* What you need to do
Select the lines below containing the word "rybę".

Stored entries
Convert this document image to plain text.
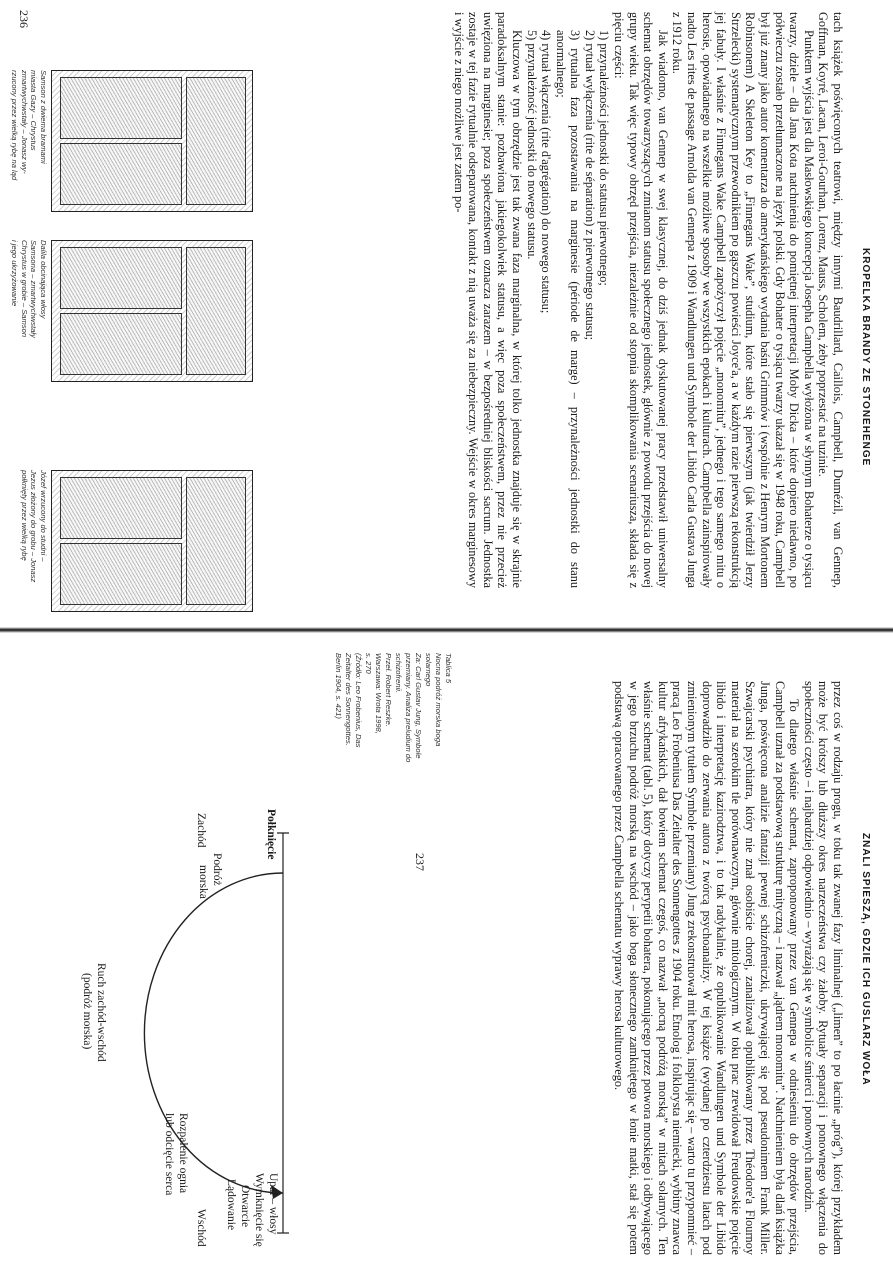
KROPELKA BRANDY ZE STONEHENGE
236	tach książek poświęconych teatrowi, między innymi Baudrillard, Caillois, Campbell, Dumézil, van Gennep, Goffman, Koyré, Lacan, Leroi-Gourhan, Lorenz, Mauss, Scholem, żeby poprzestać na tuzinie.

Punktem wyjścia jest dla Masłowskiego koncepcja Josepha Campbella wyłożona w słynnym Bohaterze o tysiącu twarzy, dziele – dla Jana Kota natchnienia do pomiętnej interpretacji Moby Dicka – które dopiero niedawno, po półwieczu zostało przetłumaczone na język polski. Gdy Bohater o tysiącu twarzy ukazał się w 1948 roku, Campbell był już znany jako autor komentarza do amerykańskiego wydania baśni Grimmów i (wspólnie z Henrym Mortonem Robinsonem) A Skeleton Key to „Finnegans Wake”, studium, które stało się pierwszym (jak twierdził Jerzy Strzelecki) systematycznym przewodnikiem po gąszczu powieści Joyce'a, a w każdym razie pierwszą rekonstrukcją jej fabuły. I właśnie z Finnegans Wake Campbell zapożyczył pojęcie „monomitu”, jednego i tego samego mitu o herosie, opowiadanego na wszelkie możliwe sposoby we wszystkich epokach i kulturach. Campbella zainspirowały nadto Les rites de passage Arnolda van Gennepa z 1909 i Wandlungen und Symbole der Libido Carla Gustava Junga z 1912 roku.

Jak wiadomo, van Gennep w swej klasycznej, do dziś jednak dyskutowanej pracy przedstawił uniwersalny schemat obrzędów towarzyszących zmianom statusu społecznego jednostek, głównie z powodu przejścia do nowej grupy wieku. Tak więc typowy obrzęd przejścia, niezależnie od stopnia skomplikowania scenariusza, składa się z pięciu części:

1) przynależności jednostki do statusu pierwotnego;

2) rytuał wyłączenia (rite de séparation) z pierwotnego statusu;

3) rytualna faza pozostawania na marginesie (période de marge) – przynależności jednostki do stanu anormalnego;

4) rytuał włączenia (rite d'agrégation) do nowego statusu;

5) przynależność jednostki do nowego statusu.

Kluczowa w tym obrzędzie jest tak zwana faza marginalna, w której tolko jednostka znajduje się w skrajnie paradoksalnym stanie: pozbawiona jakiegokolwiek statusu, a więc poza społeczeństwem, przez nie przecież uwięziona na marginesie; poza społeczeństwem oznacza zarazem – w bezpośredniej bliskości sacrum. Jednostka zostaje w tej fazie rytualnie odseparowana, kontakt z nią uważa się za niebezpieczny. Wejście w okres marginesowy i wyjście z niego możliwe jest zatem po-

Samson z dwiema bramami
miasta Gazy – Chrystus
zmartwychwstały – Jonasz wy-
rzucony przez wielką rybę na ląd
Dalila obcinająca włosy
Samsona – zmartwychwstały
Chrystus w grobie – Samson
i jego ukrzyżowanie
Józef wrzucony do studni –
Jezus złożony do grobu – Jonasz
połknięty przez wielką rybę
ZNALI SPIESZĄ, GDZIE ICH GUSLARZ WOŁA
237	przez coś w rodzaju progu, w toku tak zwanej fazy liminalnej („limen” to po łacinie „próg”), której przykładem może być krótszy lub dłuższy okres narzeczeństwa czy żałoby. Rytuały separacji i ponownego włączenia do społeczności często – i najbardziej odpowiednio – wyrażają się w symbolice śmierci i ponownych narodzin.

To dlatego właśnie schemat, zaproponowany przez van Gennepa w odniesieniu do obrzędów przejścia, Campbell uznał za podstawową strukturę mityczną – i nazwał „jądrem monomitu”. Natchnieniem była dlań książka Junga, poświęcona analizie fantazji pewnej schizofreniczki, ukrywającej się pod pseudonimem Frank Miller. Szwajcarski psychiatra, który nie znał osobiście chorej, zanalizował opublikowany przez Théodore'a Flournoy materiał na szerokim tle porównawczym, głównie mitologicznym. W toku prac zrewidował Freudowskie pojęcie libido i interpretację kazirodztwa, i to tak radykalnie, że opublikowanie Wandlungen und Symbole der Libido doprowadziło do zerwania autora z twórcą psychoanalizy. W tej książce (wydanej po czterdziestu latach pod zmienionym tytułem Symbole przemiany) Jung zrekonstruował mit herosa, inspirując się – warto tu przypomnieć – pracą Leo Frobeniusa Das Zeitalter des Sonnengottes z 1904 roku. Etnolog i folklorysta niemiecki, wybitny znawca kultur afrykańskich, dał bowiem schemat czegoś, co nazwał „nocną podróżą morską” w mitach solarnych. Ten właśnie schemat (tabl. 5), który dotyczy perypetii bohatera, pokonującego przez potwora morskiego i odbywającego w jego brzuchu podróż morską na wschód – jako boga słonecznego zamkniętego w łonie matki, stał się potem podstawą opracowanego przez Campbella schematu wyprawy herosa kulturowego.

Tablica 5
Nocna podróż morska boga
solarnego
Za: Carl Gustav Jung, Symbole
przemiany. Analiza preludium do
schizofrenii.
Przeł. Robert Reszke.
Warszawa: Wrota 1998,
s. 270
(Źródło: Leo Frobenius, Das
Zeitalter des Sonnengottes.
Berlin 1904, s. 421)
Zachód
Wschód
Połknięcie
Podróż
morska
Ruch zachód-wschód
(podróż morska)
Rozpalenie ognia
lub odcięcie serca
Upał – włosy
Wymknięcie się
Otwarcie
Lądowanie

* Answer for the task
rzucony przez wielką rybę na ląd
połknięty przez wielką rybę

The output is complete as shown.